**WRITTEN PROBLEM:** Revise the listing below by replacing "bounding boxes" with "enclosing boxes" wherever it occurs, leaving every other line and character unchanged.

[Records from a data source]
⁂
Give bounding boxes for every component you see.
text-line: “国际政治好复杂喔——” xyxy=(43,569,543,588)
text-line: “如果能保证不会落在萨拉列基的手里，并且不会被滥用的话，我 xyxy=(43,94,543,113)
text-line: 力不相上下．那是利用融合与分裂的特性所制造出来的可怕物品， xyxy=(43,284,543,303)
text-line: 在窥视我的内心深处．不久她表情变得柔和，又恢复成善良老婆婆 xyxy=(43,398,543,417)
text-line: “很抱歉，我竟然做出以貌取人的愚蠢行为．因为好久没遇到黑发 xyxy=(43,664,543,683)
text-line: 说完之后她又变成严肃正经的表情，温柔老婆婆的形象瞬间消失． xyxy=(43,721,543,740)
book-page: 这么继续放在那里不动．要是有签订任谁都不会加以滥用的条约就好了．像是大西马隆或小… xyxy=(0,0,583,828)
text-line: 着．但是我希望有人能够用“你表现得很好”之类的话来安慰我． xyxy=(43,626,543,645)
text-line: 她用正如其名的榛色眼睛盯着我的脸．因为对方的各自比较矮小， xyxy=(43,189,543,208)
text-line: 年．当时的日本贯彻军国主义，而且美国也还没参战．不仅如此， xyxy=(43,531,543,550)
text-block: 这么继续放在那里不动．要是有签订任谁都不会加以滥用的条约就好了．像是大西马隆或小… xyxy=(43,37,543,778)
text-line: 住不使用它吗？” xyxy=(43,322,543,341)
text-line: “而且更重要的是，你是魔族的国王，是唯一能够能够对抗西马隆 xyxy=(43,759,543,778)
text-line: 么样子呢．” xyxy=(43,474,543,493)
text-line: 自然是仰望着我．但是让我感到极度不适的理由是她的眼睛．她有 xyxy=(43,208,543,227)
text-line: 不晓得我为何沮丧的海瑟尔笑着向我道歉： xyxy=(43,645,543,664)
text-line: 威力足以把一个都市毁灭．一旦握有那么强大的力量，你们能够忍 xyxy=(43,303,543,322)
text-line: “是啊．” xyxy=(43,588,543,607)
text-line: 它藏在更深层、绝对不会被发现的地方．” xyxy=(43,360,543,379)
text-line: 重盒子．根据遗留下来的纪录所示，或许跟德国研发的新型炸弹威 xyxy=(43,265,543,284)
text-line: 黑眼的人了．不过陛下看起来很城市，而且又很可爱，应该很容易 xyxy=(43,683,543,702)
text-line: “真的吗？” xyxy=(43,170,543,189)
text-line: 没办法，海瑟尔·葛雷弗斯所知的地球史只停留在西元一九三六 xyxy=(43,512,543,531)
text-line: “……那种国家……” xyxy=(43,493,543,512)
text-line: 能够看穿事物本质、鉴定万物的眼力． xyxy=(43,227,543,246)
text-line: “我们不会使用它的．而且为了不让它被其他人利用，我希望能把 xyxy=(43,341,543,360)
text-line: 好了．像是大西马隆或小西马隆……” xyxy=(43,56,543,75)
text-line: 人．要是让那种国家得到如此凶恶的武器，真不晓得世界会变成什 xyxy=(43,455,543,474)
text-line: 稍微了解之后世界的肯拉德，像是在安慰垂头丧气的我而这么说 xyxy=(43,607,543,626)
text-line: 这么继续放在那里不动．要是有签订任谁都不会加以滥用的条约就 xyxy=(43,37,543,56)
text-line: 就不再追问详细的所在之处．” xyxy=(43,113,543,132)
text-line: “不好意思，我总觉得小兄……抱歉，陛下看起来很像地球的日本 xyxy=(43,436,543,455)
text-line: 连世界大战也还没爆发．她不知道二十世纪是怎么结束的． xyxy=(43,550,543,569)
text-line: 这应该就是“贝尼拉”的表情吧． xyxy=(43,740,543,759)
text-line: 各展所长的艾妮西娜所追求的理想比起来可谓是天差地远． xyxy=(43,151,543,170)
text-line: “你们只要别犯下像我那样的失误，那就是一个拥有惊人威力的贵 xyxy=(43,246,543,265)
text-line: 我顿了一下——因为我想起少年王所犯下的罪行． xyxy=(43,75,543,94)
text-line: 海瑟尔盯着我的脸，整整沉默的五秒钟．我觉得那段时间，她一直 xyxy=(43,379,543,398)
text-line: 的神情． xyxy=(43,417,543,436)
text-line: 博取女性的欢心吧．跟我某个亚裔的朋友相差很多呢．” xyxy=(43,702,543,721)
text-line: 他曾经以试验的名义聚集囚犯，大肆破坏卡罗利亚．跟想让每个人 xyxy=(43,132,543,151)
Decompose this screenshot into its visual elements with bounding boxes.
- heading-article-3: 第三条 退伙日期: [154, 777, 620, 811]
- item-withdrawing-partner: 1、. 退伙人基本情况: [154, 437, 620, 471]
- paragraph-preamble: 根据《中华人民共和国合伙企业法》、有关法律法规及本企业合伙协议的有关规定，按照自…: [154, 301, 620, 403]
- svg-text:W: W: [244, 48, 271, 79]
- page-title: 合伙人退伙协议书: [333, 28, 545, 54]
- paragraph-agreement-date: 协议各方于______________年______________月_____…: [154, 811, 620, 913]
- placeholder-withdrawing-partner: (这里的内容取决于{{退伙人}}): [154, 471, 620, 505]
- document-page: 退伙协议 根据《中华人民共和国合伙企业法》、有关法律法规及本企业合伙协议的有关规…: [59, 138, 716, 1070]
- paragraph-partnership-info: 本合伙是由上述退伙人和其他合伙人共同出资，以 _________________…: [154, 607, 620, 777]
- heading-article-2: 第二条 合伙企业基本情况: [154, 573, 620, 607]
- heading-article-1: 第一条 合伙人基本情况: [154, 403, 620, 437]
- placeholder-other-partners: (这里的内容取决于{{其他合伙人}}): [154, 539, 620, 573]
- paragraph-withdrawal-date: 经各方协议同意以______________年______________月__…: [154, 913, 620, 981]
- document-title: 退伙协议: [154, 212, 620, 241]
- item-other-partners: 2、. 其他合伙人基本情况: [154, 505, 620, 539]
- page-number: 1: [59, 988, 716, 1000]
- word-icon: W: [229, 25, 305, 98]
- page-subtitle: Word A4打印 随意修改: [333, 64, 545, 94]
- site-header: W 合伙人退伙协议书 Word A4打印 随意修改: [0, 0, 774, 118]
⁂
**CORRECT RESPONSE:**
Give enclosing boxes for every component you see.
text-line: “国际政治好复杂喔——” xyxy=(43,569,543,588)
text-line: “如果能保证不会落在萨拉列基的手里，并且不会被滥用的话，我 xyxy=(43,94,543,113)
text-line: 力不相上下．那是利用融合与分裂的特性所制造出来的可怕物品， xyxy=(43,284,543,303)
text-line: 在窥视我的内心深处．不久她表情变得柔和，又恢复成善良老婆婆 xyxy=(43,398,543,417)
text-line: “很抱歉，我竟然做出以貌取人的愚蠢行为．因为好久没遇到黑发 xyxy=(43,664,543,683)
text-line: 说完之后她又变成严肃正经的表情，温柔老婆婆的形象瞬间消失． xyxy=(43,721,543,740)
book-page: 这么继续放在那里不动．要是有签订任谁都不会加以滥用的条约就好了．像是大西马隆或小… xyxy=(0,0,583,828)
text-line: 着．但是我希望有人能够用“你表现得很好”之类的话来安慰我． xyxy=(43,626,543,645)
text-line: 她用正如其名的榛色眼睛盯着我的脸．因为对方的各自比较矮小， xyxy=(43,189,543,208)
text-line: 年．当时的日本贯彻军国主义，而且美国也还没参战．不仅如此， xyxy=(43,531,543,550)
text-block: 这么继续放在那里不动．要是有签订任谁都不会加以滥用的条约就好了．像是大西马隆或小… xyxy=(43,37,543,778)
text-line: 住不使用它吗？” xyxy=(43,322,543,341)
text-line: “而且更重要的是，你是魔族的国王，是唯一能够能够对抗西马隆 xyxy=(43,759,543,778)
text-line: 么样子呢．” xyxy=(43,474,543,493)
text-line: 自然是仰望着我．但是让我感到极度不适的理由是她的眼睛．她有 xyxy=(43,208,543,227)
text-line: 不晓得我为何沮丧的海瑟尔笑着向我道歉： xyxy=(43,645,543,664)
text-line: 威力足以把一个都市毁灭．一旦握有那么强大的力量，你们能够忍 xyxy=(43,303,543,322)
text-line: “是啊．” xyxy=(43,588,543,607)
text-line: 它藏在更深层、绝对不会被发现的地方．” xyxy=(43,360,543,379)
text-line: 重盒子．根据遗留下来的纪录所示，或许跟德国研发的新型炸弹威 xyxy=(43,265,543,284)
text-line: 黑眼的人了．不过陛下看起来很城市，而且又很可爱，应该很容易 xyxy=(43,683,543,702)
text-line: “真的吗？” xyxy=(43,170,543,189)
text-line: 没办法，海瑟尔·葛雷弗斯所知的地球史只停留在西元一九三六 xyxy=(43,512,543,531)
text-line: “……那种国家……” xyxy=(43,493,543,512)
text-line: 能够看穿事物本质、鉴定万物的眼力． xyxy=(43,227,543,246)
text-line: “我们不会使用它的．而且为了不让它被其他人利用，我希望能把 xyxy=(43,341,543,360)
text-line: 好了．像是大西马隆或小西马隆……” xyxy=(43,56,543,75)
text-line: 人．要是让那种国家得到如此凶恶的武器，真不晓得世界会变成什 xyxy=(43,455,543,474)
text-line: 稍微了解之后世界的肯拉德，像是在安慰垂头丧气的我而这么说 xyxy=(43,607,543,626)
text-line: 这么继续放在那里不动．要是有签订任谁都不会加以滥用的条约就 xyxy=(43,37,543,56)
text-line: 就不再追问详细的所在之处．” xyxy=(43,113,543,132)
text-line: “不好意思，我总觉得小兄……抱歉，陛下看起来很像地球的日本 xyxy=(43,436,543,455)
text-line: 连世界大战也还没爆发．她不知道二十世纪是怎么结束的． xyxy=(43,550,543,569)
text-line: 这应该就是“贝尼拉”的表情吧． xyxy=(43,740,543,759)
text-line: 各展所长的艾妮西娜所追求的理想比起来可谓是天差地远． xyxy=(43,151,543,170)
text-line: “你们只要别犯下像我那样的失误，那就是一个拥有惊人威力的贵 xyxy=(43,246,543,265)
text-line: 我顿了一下——因为我想起少年王所犯下的罪行． xyxy=(43,75,543,94)
text-line: 海瑟尔盯着我的脸，整整沉默的五秒钟．我觉得那段时间，她一直 xyxy=(43,379,543,398)
text-line: 的神情． xyxy=(43,417,543,436)
text-line: 博取女性的欢心吧．跟我某个亚裔的朋友相差很多呢．” xyxy=(43,702,543,721)
text-line: 他曾经以试验的名义聚集囚犯，大肆破坏卡罗利亚．跟想让每个人 xyxy=(43,132,543,151)
Decompose this screenshot into its visual elements with enclosing boxes.
- heading-article-3: 第三条 退伙日期: [154, 777, 620, 811]
- item-withdrawing-partner: 1、. 退伙人基本情况: [154, 437, 620, 471]
- paragraph-preamble: 根据《中华人民共和国合伙企业法》、有关法律法规及本企业合伙协议的有关规定，按照自…: [154, 301, 620, 403]
- svg-text:W: W: [244, 48, 271, 79]
- page-title: 合伙人退伙协议书: [333, 28, 545, 54]
- paragraph-agreement-date: 协议各方于______________年______________月_____…: [154, 811, 620, 913]
- placeholder-withdrawing-partner: (这里的内容取决于{{退伙人}}): [154, 471, 620, 505]
- document-page: 退伙协议 根据《中华人民共和国合伙企业法》、有关法律法规及本企业合伙协议的有关规…: [59, 138, 716, 1070]
- paragraph-partnership-info: 本合伙是由上述退伙人和其他合伙人共同出资，以 _________________…: [154, 607, 620, 777]
- heading-article-2: 第二条 合伙企业基本情况: [154, 573, 620, 607]
- heading-article-1: 第一条 合伙人基本情况: [154, 403, 620, 437]
- placeholder-other-partners: (这里的内容取决于{{其他合伙人}}): [154, 539, 620, 573]
- paragraph-withdrawal-date: 经各方协议同意以______________年______________月__…: [154, 913, 620, 981]
- document-title: 退伙协议: [154, 212, 620, 241]
- item-other-partners: 2、. 其他合伙人基本情况: [154, 505, 620, 539]
- page-number: 1: [59, 988, 716, 1000]
- word-icon: W: [229, 25, 305, 98]
- page-subtitle: Word A4打印 随意修改: [333, 64, 545, 94]
- site-header: W 合伙人退伙协议书 Word A4打印 随意修改: [0, 0, 774, 118]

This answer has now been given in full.